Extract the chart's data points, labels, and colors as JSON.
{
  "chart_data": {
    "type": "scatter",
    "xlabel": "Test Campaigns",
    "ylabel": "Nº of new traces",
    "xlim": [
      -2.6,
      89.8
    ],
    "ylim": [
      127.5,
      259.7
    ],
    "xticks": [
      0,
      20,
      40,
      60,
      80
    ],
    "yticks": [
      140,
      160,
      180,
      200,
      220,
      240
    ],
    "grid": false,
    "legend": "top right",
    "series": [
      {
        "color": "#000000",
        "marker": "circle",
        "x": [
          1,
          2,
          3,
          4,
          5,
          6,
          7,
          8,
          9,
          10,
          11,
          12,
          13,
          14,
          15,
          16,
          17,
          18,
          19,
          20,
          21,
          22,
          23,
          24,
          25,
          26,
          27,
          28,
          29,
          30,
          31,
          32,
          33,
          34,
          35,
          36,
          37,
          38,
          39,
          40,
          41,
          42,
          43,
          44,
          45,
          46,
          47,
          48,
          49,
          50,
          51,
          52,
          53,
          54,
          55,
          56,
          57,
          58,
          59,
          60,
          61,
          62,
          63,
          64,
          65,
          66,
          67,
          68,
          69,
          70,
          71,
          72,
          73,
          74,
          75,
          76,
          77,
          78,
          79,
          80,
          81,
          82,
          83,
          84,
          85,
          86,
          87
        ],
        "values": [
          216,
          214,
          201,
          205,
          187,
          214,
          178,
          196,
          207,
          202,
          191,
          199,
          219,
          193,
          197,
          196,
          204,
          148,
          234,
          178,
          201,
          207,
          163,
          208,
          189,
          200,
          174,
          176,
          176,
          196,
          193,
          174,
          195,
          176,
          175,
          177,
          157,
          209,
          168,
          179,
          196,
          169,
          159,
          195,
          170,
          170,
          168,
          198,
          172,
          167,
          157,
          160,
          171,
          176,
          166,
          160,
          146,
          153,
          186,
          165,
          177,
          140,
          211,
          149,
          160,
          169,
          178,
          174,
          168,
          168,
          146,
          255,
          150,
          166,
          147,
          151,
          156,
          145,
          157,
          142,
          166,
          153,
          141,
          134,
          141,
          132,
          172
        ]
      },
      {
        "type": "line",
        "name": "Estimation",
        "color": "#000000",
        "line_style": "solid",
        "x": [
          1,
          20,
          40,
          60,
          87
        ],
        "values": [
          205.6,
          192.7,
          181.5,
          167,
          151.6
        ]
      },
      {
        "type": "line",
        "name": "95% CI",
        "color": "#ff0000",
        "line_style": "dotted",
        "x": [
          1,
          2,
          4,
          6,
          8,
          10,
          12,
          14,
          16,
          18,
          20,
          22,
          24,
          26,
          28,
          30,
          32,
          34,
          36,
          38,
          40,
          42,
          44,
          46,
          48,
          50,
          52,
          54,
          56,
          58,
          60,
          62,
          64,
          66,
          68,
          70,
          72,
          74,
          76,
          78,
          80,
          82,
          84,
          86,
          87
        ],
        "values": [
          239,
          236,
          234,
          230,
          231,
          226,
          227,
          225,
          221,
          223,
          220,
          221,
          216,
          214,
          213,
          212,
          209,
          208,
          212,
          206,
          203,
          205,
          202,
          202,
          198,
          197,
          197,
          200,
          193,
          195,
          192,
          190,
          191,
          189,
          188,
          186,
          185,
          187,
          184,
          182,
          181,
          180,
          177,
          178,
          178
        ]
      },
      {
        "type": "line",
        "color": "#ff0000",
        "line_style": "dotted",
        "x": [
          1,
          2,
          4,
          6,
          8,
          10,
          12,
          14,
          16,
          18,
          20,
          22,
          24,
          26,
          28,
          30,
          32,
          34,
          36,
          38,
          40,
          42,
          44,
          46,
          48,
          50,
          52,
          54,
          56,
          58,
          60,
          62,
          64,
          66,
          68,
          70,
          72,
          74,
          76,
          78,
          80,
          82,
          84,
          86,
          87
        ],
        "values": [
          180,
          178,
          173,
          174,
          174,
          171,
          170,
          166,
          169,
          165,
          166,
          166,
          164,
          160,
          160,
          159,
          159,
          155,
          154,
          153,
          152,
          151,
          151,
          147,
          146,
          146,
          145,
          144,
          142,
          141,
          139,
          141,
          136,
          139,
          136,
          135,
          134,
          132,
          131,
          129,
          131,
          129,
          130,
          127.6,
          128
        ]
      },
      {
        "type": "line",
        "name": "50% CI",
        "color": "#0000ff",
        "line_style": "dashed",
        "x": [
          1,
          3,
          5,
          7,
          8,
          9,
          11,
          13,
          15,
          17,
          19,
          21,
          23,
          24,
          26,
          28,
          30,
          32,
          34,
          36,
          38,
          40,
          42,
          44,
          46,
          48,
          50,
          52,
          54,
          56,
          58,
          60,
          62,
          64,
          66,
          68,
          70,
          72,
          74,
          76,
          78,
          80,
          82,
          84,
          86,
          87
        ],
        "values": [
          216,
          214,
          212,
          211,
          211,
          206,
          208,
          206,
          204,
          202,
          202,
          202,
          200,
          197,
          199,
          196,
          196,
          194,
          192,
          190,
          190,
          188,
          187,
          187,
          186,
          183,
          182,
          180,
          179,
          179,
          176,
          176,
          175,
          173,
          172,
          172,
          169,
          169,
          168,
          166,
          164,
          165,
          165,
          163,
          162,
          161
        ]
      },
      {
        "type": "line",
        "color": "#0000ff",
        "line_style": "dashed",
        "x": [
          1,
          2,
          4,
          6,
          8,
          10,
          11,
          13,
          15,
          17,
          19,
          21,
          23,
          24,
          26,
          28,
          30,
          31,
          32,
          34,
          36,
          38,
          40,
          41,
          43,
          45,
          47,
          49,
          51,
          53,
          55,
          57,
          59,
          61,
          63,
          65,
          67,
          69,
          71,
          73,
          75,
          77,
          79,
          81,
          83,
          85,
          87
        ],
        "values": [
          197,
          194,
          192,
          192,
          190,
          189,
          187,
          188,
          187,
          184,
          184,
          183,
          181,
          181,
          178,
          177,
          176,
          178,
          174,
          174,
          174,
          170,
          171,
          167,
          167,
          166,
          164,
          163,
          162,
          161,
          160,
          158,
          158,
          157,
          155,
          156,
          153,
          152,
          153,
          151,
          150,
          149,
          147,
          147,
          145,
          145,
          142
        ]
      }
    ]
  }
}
····················
● **The request**
Provide an exact reproduction of all the entries shown above.

● **Task result**
Extract the chart's data points, labels, and colors as JSON.
{
  "chart_data": {
    "type": "scatter",
    "xlabel": "Test Campaigns",
    "ylabel": "Nº of new traces",
    "xlim": [
      -2.6,
      89.8
    ],
    "ylim": [
      127.5,
      259.7
    ],
    "xticks": [
      0,
      20,
      40,
      60,
      80
    ],
    "yticks": [
      140,
      160,
      180,
      200,
      220,
      240
    ],
    "grid": false,
    "legend": "top right",
    "series": [
      {
        "color": "#000000",
        "marker": "circle",
        "x": [
          1,
          2,
          3,
          4,
          5,
          6,
          7,
          8,
          9,
          10,
          11,
          12,
          13,
          14,
          15,
          16,
          17,
          18,
          19,
          20,
          21,
          22,
          23,
          24,
          25,
          26,
          27,
          28,
          29,
          30,
          31,
          32,
          33,
          34,
          35,
          36,
          37,
          38,
          39,
          40,
          41,
          42,
          43,
          44,
          45,
          46,
          47,
          48,
          49,
          50,
          51,
          52,
          53,
          54,
          55,
          56,
          57,
          58,
          59,
          60,
          61,
          62,
          63,
          64,
          65,
          66,
          67,
          68,
          69,
          70,
          71,
          72,
          73,
          74,
          75,
          76,
          77,
          78,
          79,
          80,
          81,
          82,
          83,
          84,
          85,
          86,
          87
        ],
        "values": [
          216,
          214,
          201,
          205,
          187,
          214,
          178,
          196,
          207,
          202,
          191,
          199,
          219,
          193,
          197,
          196,
          204,
          148,
          234,
          178,
          201,
          207,
          163,
          208,
          189,
          200,
          174,
          176,
          176,
          196,
          193,
          174,
          195,
          176,
          175,
          177,
          157,
          209,
          168,
          179,
          196,
          169,
          159,
          195,
          170,
          170,
          168,
          198,
          172,
          167,
          157,
          160,
          171,
          176,
          166,
          160,
          146,
          153,
          186,
          165,
          177,
          140,
          211,
          149,
          160,
          169,
          178,
          174,
          168,
          168,
          146,
          255,
          150,
          166,
          147,
          151,
          156,
          145,
          157,
          142,
          166,
          153,
          141,
          134,
          141,
          132,
          172
        ]
      },
      {
        "type": "line",
        "name": "Estimation",
        "color": "#000000",
        "line_style": "solid",
        "x": [
          1,
          20,
          40,
          60,
          87
        ],
        "values": [
          205.6,
          192.7,
          181.5,
          167,
          151.6
        ]
      },
      {
        "type": "line",
        "name": "95% CI",
        "color": "#ff0000",
        "line_style": "dotted",
        "x": [
          1,
          2,
          4,
          6,
          8,
          10,
          12,
          14,
          16,
          18,
          20,
          22,
          24,
          26,
          28,
          30,
          32,
          34,
          36,
          38,
          40,
          42,
          44,
          46,
          48,
          50,
          52,
          54,
          56,
          58,
          60,
          62,
          64,
          66,
          68,
          70,
          72,
          74,
          76,
          78,
          80,
          82,
          84,
          86,
          87
        ],
        "values": [
          239,
          236,
          234,
          230,
          231,
          226,
          227,
          225,
          221,
          223,
          220,
          221,
          216,
          214,
          213,
          212,
          209,
          208,
          212,
          206,
          203,
          205,
          202,
          202,
          198,
          197,
          197,
          200,
          193,
          195,
          192,
          190,
          191,
          189,
          188,
          186,
          185,
          187,
          184,
          182,
          181,
          180,
          177,
          178,
          178
        ]
      },
      {
        "type": "line",
        "color": "#ff0000",
        "line_style": "dotted",
        "x": [
          1,
          2,
          4,
          6,
          8,
          10,
          12,
          14,
          16,
          18,
          20,
          22,
          24,
          26,
          28,
          30,
          32,
          34,
          36,
          38,
          40,
          42,
          44,
          46,
          48,
          50,
          52,
          54,
          56,
          58,
          60,
          62,
          64,
          66,
          68,
          70,
          72,
          74,
          76,
          78,
          80,
          82,
          84,
          86,
          87
        ],
        "values": [
          180,
          178,
          173,
          174,
          174,
          171,
          170,
          166,
          169,
          165,
          166,
          166,
          164,
          160,
          160,
          159,
          159,
          155,
          154,
          153,
          152,
          151,
          151,
          147,
          146,
          146,
          145,
          144,
          142,
          141,
          139,
          141,
          136,
          139,
          136,
          135,
          134,
          132,
          131,
          129,
          131,
          129,
          130,
          127.6,
          128
        ]
      },
      {
        "type": "line",
        "name": "50% CI",
        "color": "#0000ff",
        "line_style": "dashed",
        "x": [
          1,
          3,
          5,
          7,
          8,
          9,
          11,
          13,
          15,
          17,
          19,
          21,
          23,
          24,
          26,
          28,
          30,
          32,
          34,
          36,
          38,
          40,
          42,
          44,
          46,
          48,
          50,
          52,
          54,
          56,
          58,
          60,
          62,
          64,
          66,
          68,
          70,
          72,
          74,
          76,
          78,
          80,
          82,
          84,
          86,
          87
        ],
        "values": [
          216,
          214,
          212,
          211,
          211,
          206,
          208,
          206,
          204,
          202,
          202,
          202,
          200,
          197,
          199,
          196,
          196,
          194,
          192,
          190,
          190,
          188,
          187,
          187,
          186,
          183,
          182,
          180,
          179,
          179,
          176,
          176,
          175,
          173,
          172,
          172,
          169,
          169,
          168,
          166,
          164,
          165,
          165,
          163,
          162,
          161
        ]
      },
      {
        "type": "line",
        "color": "#0000ff",
        "line_style": "dashed",
        "x": [
          1,
          2,
          4,
          6,
          8,
          10,
          11,
          13,
          15,
          17,
          19,
          21,
          23,
          24,
          26,
          28,
          30,
          31,
          32,
          34,
          36,
          38,
          40,
          41,
          43,
          45,
          47,
          49,
          51,
          53,
          55,
          57,
          59,
          61,
          63,
          65,
          67,
          69,
          71,
          73,
          75,
          77,
          79,
          81,
          83,
          85,
          87
        ],
        "values": [
          197,
          194,
          192,
          192,
          190,
          189,
          187,
          188,
          187,
          184,
          184,
          183,
          181,
          181,
          178,
          177,
          176,
          178,
          174,
          174,
          174,
          170,
          171,
          167,
          167,
          166,
          164,
          163,
          162,
          161,
          160,
          158,
          158,
          157,
          155,
          156,
          153,
          152,
          153,
          151,
          150,
          149,
          147,
          147,
          145,
          145,
          142
        ]
      }
    ]
  }
}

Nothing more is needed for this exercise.